## Do this
From the listing below, select every line where the word "JSON" appears.

>> BEGIN Records provided

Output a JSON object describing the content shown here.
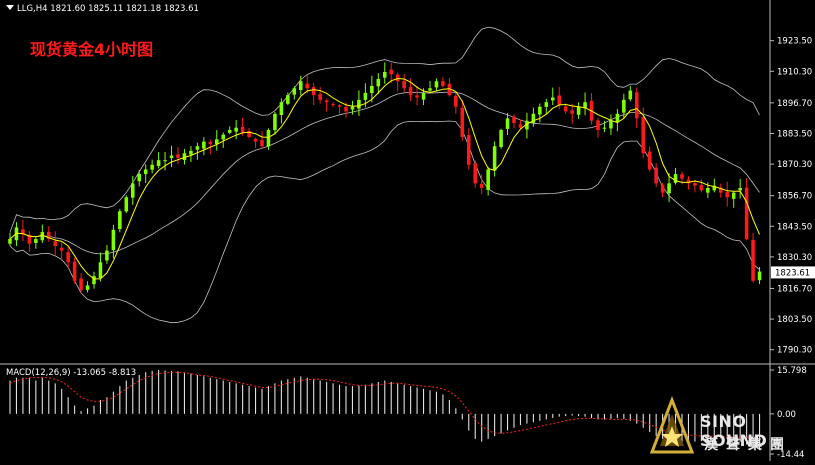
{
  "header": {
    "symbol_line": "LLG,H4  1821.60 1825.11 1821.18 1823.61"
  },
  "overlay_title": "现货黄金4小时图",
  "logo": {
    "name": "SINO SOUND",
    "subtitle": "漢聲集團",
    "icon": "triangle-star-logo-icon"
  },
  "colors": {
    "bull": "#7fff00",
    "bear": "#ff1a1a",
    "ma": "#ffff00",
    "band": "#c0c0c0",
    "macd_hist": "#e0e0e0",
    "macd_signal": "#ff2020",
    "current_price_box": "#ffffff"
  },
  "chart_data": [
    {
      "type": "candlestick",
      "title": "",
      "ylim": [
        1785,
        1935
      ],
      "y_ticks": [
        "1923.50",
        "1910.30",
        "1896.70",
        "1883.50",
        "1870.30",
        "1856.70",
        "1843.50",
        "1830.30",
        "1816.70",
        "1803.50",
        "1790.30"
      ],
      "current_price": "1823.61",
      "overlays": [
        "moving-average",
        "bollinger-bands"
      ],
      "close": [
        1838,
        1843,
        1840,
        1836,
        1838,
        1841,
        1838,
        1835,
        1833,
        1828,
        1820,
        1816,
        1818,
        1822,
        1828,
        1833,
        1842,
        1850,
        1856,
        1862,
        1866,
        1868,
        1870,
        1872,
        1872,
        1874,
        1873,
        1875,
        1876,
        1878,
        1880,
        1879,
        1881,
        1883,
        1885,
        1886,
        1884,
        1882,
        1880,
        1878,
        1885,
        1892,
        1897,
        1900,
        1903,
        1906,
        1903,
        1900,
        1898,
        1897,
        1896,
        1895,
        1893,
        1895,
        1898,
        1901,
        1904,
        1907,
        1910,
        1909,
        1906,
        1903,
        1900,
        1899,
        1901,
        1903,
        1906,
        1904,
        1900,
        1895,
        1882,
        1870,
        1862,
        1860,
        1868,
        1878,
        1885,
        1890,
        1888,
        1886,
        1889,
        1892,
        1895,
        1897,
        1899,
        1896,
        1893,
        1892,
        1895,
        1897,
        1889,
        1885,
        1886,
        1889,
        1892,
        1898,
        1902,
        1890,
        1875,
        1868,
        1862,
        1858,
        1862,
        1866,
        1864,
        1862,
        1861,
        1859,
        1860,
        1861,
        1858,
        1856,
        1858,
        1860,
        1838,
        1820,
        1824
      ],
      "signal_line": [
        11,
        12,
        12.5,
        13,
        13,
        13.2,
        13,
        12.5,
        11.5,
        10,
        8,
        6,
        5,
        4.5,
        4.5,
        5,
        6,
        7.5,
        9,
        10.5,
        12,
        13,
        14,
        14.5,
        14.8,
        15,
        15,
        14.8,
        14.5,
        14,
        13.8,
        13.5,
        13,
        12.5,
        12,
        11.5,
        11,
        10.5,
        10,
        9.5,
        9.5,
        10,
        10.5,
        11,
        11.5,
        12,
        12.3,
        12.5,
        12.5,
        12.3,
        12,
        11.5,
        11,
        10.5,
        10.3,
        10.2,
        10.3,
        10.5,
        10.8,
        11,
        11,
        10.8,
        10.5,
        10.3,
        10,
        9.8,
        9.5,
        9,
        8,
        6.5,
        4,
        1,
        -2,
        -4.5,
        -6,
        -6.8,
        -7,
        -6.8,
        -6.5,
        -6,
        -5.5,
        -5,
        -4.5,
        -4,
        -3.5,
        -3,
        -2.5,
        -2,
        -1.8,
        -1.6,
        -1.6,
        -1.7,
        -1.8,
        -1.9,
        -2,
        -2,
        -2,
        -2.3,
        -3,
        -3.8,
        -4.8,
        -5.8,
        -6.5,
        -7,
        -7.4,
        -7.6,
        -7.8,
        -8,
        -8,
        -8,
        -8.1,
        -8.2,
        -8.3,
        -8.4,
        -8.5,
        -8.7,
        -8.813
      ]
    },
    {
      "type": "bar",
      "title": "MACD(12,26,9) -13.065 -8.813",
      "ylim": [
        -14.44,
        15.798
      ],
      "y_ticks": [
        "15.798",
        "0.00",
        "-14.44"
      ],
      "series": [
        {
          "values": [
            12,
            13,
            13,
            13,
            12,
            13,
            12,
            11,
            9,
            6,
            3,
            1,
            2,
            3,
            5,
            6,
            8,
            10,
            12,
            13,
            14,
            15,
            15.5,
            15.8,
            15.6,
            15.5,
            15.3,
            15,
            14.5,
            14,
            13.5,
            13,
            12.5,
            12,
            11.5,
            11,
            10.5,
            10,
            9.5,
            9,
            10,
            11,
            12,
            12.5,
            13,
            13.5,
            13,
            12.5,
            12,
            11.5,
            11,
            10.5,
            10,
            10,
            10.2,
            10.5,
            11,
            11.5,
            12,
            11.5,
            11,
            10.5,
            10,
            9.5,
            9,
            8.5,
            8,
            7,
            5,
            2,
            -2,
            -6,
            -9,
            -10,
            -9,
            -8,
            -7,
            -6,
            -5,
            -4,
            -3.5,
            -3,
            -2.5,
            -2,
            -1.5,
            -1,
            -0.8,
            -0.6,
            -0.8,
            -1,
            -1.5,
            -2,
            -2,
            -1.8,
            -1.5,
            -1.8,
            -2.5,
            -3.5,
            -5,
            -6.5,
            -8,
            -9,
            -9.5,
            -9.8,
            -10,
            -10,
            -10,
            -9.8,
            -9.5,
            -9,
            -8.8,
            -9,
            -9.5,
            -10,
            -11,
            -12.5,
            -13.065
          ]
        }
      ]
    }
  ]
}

>> END Records provided
>> BEGIN Records provided

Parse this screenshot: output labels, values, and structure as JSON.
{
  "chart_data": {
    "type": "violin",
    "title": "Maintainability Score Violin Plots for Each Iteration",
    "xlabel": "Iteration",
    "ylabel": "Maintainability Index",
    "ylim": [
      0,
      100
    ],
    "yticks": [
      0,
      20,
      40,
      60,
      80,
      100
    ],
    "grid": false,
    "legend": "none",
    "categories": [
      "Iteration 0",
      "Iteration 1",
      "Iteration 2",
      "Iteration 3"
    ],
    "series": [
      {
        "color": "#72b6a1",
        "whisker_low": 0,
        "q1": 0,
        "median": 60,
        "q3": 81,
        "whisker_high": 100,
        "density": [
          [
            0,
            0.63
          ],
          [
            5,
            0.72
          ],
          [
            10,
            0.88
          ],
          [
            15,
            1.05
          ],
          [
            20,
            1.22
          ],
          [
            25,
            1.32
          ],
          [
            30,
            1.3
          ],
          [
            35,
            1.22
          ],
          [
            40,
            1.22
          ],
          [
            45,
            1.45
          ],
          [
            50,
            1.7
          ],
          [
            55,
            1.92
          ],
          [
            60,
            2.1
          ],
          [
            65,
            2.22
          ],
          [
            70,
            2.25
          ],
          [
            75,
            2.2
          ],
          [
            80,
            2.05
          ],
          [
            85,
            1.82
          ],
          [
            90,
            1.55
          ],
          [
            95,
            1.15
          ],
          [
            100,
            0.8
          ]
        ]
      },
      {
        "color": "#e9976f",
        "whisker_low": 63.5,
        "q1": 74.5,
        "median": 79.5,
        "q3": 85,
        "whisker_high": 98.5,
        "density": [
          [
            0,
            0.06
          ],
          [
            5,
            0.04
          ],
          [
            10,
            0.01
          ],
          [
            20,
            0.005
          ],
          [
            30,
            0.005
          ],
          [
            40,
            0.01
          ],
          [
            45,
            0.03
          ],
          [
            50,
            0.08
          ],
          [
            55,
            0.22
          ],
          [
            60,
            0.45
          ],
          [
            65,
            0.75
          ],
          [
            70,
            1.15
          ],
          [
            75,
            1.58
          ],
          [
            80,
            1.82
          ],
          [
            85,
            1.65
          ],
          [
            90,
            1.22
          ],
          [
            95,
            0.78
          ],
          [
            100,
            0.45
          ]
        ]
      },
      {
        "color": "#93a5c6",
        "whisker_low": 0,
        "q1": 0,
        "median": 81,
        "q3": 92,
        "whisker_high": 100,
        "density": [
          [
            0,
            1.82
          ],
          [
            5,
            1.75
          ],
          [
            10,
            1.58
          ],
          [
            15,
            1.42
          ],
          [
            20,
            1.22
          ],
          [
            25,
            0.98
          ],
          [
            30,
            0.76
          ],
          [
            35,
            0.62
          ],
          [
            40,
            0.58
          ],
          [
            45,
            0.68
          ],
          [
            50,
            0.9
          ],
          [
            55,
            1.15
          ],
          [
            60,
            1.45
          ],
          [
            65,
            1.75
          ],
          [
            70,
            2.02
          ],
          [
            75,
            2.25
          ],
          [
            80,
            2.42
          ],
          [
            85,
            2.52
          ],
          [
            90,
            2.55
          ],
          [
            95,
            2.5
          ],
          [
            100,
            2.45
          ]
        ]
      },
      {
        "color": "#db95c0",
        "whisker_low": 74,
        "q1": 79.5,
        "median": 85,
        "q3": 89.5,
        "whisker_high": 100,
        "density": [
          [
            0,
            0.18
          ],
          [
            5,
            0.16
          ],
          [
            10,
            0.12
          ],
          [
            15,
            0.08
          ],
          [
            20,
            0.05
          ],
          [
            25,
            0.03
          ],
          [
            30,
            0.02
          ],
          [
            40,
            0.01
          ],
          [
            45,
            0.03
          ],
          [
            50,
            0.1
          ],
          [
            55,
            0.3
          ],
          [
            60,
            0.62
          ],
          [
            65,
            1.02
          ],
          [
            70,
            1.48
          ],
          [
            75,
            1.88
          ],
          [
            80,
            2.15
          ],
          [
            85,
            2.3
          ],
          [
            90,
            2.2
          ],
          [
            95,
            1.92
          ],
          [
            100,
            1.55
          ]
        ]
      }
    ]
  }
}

>> END Records provided

## The completed task
Output a JSON object describing the content shown here.
Parse this screenshot: output labels, values, and structure as JSON.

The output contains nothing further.